Asked about the influence of Columbia on his novel, and about Jewish influence, particularly Derrida, Rubel responds:
“Yes, well, hopefully, reading the book is a bit like plunging into a Columbia education in English lit, a crash course of sorts. I wrote Gustave as a renegade act, as a frustrated literary scholar and lover of literature, in an effort to resuscitate the philosophical novel, and I believe I succeeded. At least it made some waves at Columbia. And it was funny… I was the shyest young man on the planet, frequently approached by gorgeous young writers because my writing teacher told them I was some kind of genius. I think Raymond Kennedy was playing a joke on me.
"So you see it was as much an Irish influence as a Jewish one. Joyce, definitely, but also my mentor, Mr. Kennedy, an Irish writer who drank Jack Daniels, chain-smoked, and used to drive a cab with Philip Glass. I used to hang out with him at the West End Café on 113th St., and, by the time of his death, the New York Times obituary noted his reputation for meeting a lively circle of writers there nearly ever day. That all started with me, I'm afraid. He was a bit sour and taciturn when I first met him, but he seemed to wake up when I wrote a paper on his novel Lulu Incognito that blew his mind. After that, we started meeting at the West End to talk philosophy. Hilarious.“
“Mr. Kennedy loved Gustave, and I’m sure he partly inspired the main character. I thought of the book as the first deconstructionist mystery novel. There’s also quite of bit of alchemical/gnostic/Blakean philosophy in it. As a friend recently observed, Derrida was a lapsed Jew, and very much a mystic, but most professed Derridean scholars completely fail to note that. So, yes, Gustave was written at Columbia, at a time when Derrida was very hot, so it is definitely a Jewish novel. In fact, my mother, who is also in a way my editor, was born in the Maghreb, a ‘pied noir,’ just like Derrida. I had some remarkable teachers at Columbia, including Kroeber, Huyssen, Stade, Said, Viswanathan and Moretti.”

— ACTIVITY LIST —
1 – List every Columbia teacher named in the interview passage as one of Rubel's "remarkable teachers."
2 – Reproduce part of the interview passage word for word: begin at the words "Asked about the" and stop after "joke on me.".
The data are separate material, unconnected to the interview passage.

— GIVEN ENTRIES —
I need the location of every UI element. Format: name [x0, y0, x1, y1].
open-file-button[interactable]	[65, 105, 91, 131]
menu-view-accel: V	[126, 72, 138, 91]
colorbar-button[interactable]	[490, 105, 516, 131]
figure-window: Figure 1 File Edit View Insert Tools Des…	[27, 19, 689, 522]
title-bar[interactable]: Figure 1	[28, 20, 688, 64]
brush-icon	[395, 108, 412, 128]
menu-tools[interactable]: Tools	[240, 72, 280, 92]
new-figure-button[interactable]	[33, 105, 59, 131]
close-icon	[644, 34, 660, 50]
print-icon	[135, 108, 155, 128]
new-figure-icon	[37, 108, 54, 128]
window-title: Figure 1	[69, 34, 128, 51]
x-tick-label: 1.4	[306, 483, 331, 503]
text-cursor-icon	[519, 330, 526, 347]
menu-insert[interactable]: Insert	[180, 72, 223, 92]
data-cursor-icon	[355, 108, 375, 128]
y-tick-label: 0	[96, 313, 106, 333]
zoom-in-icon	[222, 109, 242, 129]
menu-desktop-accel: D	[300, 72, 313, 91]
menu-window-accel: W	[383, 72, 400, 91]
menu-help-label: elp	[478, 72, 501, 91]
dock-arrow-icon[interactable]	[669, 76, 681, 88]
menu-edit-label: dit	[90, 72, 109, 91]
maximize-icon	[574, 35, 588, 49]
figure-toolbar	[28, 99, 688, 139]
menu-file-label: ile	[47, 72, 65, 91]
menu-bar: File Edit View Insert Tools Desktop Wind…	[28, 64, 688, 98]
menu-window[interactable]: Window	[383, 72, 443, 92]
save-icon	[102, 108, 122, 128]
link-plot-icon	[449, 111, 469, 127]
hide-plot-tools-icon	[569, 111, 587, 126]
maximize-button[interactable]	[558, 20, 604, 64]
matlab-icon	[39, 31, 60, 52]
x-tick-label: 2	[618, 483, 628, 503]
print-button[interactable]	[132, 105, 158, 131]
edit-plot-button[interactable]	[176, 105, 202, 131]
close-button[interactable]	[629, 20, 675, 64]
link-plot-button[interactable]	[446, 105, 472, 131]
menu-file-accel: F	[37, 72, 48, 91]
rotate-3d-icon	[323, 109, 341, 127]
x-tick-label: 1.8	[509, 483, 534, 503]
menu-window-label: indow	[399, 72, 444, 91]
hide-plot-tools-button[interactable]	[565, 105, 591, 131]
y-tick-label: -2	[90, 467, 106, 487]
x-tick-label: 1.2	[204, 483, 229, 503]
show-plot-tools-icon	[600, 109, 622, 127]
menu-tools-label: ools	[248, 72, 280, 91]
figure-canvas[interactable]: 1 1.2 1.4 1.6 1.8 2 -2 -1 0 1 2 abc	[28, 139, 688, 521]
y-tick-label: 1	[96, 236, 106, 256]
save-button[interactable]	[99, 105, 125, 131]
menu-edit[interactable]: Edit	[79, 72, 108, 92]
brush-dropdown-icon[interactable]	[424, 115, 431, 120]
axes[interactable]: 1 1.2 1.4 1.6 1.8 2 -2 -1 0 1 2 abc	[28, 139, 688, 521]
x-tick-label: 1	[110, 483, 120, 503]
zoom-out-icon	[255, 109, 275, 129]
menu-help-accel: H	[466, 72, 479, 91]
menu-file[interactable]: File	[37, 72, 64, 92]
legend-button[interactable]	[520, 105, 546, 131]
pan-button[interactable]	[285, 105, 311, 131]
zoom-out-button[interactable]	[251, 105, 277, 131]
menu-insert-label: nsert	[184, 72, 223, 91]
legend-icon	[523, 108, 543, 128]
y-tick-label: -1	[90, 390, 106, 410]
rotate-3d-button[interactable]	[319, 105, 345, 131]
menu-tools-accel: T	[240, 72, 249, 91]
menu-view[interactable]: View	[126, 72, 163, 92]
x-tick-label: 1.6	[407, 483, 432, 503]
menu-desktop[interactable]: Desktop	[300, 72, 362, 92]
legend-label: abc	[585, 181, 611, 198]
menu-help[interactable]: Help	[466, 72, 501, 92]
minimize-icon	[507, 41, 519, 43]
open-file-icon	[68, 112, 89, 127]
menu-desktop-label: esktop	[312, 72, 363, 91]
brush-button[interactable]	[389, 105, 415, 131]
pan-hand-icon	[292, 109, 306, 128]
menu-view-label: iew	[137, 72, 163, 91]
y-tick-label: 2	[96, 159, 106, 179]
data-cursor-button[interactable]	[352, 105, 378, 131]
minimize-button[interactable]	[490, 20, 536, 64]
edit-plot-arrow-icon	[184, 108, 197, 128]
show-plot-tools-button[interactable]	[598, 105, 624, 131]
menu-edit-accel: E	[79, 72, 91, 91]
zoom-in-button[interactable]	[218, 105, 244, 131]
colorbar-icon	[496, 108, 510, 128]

— ANSWERS TO THIS EXERCISE —
1 – Kroeber, Huyssen, Stade, Said, Viswanathan, Moretti

2 –
Asked about the influence of Columbia on his novel, and about Jewish influence, particularly Derrida, Rubel responds:
“Yes, well, hopefully, reading the book is a bit like plunging into a Columbia education in English lit, a crash course of sorts. I wrote Gustave as a renegade act, as a frustrated literary scholar and lover of literature, in an effort to resuscitate the philosophical novel, and I believe I succeeded. At least it made some waves at Columbia. And it was funny… I was the shyest young man on the planet, frequently approached by gorgeous young writers because my writing teacher told them I was some kind of genius. I think Raymond Kennedy was playing a joke on me.